> What is expected:
Your task is to locate every line holding the string "text" and to copy each of them.

◇ ◇ ◇

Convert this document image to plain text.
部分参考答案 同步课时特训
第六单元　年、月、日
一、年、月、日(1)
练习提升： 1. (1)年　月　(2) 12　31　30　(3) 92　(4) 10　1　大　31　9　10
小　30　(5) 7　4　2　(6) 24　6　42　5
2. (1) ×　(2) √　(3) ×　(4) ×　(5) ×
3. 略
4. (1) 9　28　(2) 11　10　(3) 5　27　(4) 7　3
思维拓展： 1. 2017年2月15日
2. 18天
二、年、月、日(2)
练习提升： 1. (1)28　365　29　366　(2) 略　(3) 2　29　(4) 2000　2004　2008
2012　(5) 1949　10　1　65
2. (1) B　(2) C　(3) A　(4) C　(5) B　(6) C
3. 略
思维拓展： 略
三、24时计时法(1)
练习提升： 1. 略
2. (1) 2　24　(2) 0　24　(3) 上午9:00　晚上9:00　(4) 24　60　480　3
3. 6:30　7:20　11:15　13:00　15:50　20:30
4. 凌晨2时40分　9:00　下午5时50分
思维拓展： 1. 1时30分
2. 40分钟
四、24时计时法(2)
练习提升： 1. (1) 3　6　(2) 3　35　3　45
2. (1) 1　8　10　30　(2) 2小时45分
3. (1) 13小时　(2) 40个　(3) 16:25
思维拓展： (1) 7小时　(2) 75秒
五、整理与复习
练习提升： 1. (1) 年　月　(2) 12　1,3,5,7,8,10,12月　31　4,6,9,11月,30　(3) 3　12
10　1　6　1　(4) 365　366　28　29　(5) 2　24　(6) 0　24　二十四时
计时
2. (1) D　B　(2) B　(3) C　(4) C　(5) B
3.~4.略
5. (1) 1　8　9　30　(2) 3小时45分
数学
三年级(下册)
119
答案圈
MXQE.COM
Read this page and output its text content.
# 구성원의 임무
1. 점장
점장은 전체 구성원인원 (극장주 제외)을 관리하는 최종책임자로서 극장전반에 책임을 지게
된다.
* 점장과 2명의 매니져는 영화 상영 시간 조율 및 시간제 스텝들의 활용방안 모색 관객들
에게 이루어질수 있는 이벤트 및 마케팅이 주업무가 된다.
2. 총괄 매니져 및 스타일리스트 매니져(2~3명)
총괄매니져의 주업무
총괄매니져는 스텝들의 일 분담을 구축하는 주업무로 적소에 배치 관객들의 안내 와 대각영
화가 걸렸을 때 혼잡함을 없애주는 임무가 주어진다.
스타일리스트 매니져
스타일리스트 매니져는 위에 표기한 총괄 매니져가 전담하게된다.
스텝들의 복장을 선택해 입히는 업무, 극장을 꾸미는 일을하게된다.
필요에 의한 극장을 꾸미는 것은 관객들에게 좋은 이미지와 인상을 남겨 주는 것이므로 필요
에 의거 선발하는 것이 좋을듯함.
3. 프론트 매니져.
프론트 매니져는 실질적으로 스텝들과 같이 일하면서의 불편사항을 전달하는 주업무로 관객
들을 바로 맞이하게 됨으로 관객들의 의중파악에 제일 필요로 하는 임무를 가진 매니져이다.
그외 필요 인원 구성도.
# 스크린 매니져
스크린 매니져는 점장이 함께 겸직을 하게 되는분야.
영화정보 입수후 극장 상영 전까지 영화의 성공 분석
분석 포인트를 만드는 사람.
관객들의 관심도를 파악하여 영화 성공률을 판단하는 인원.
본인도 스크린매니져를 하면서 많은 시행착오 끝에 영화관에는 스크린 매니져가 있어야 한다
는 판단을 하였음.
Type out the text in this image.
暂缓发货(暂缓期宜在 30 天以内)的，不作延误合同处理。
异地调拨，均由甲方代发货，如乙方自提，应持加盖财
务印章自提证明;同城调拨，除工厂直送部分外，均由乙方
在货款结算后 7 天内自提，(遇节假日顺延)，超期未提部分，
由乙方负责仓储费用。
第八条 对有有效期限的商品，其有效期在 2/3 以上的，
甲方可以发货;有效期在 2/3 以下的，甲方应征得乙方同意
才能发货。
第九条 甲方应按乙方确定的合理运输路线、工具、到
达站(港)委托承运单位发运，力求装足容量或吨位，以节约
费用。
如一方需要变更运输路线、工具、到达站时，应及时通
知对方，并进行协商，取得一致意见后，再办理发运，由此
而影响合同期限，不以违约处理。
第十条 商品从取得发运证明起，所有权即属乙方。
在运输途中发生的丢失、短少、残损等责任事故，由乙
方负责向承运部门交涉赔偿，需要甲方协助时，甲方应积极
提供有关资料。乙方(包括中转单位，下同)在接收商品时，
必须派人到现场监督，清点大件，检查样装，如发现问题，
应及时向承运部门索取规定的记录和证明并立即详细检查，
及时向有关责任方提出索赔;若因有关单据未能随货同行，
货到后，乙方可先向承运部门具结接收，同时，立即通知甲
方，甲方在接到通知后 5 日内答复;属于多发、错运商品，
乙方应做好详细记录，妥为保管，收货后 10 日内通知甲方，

◇ ◇ ◇

> Final answer:
Convert this document image to plain text.
Read this page and output its text content.
Type out the text in this image.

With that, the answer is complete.